_What you should do:_
Copy out each line that has "ylabel" in it.

_Data for the task:_
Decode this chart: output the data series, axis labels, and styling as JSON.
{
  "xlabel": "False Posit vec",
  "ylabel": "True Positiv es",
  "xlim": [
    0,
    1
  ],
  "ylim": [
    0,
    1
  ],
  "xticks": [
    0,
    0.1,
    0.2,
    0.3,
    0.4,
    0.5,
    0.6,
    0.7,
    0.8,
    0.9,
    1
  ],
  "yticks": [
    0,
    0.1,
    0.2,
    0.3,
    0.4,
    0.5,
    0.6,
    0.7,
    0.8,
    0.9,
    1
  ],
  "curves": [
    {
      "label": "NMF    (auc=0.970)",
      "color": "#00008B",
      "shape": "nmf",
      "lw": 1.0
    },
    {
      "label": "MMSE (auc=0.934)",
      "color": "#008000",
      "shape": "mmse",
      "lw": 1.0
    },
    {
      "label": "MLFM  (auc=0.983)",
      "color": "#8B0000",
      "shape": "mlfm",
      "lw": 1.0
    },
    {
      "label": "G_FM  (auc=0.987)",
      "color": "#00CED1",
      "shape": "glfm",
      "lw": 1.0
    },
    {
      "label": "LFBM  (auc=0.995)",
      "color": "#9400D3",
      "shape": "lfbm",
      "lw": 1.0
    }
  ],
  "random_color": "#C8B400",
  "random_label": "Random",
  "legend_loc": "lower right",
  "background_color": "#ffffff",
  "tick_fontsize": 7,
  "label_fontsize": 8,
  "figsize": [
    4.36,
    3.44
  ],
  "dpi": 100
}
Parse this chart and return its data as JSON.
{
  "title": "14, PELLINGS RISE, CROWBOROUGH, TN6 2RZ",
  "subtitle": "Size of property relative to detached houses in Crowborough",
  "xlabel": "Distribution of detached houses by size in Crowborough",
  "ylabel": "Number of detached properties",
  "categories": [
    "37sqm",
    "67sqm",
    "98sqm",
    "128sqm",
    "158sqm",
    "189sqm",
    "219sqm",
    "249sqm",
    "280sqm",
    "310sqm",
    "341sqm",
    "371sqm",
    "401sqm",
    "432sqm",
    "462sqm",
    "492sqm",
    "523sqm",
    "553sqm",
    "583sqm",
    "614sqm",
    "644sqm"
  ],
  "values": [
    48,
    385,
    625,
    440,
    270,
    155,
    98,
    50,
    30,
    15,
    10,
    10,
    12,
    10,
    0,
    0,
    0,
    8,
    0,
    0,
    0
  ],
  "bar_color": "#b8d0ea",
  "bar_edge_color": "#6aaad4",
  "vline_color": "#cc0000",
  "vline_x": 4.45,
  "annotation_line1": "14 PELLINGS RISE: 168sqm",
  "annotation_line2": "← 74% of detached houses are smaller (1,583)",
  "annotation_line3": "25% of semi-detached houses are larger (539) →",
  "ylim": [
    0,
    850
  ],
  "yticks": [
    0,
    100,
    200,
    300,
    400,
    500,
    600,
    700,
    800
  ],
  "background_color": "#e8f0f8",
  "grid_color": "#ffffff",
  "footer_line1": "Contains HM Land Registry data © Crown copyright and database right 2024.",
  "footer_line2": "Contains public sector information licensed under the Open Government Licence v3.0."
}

_Response:_
  "ylabel": "True Positiv es",
  "ylabel": "Number of detached properties",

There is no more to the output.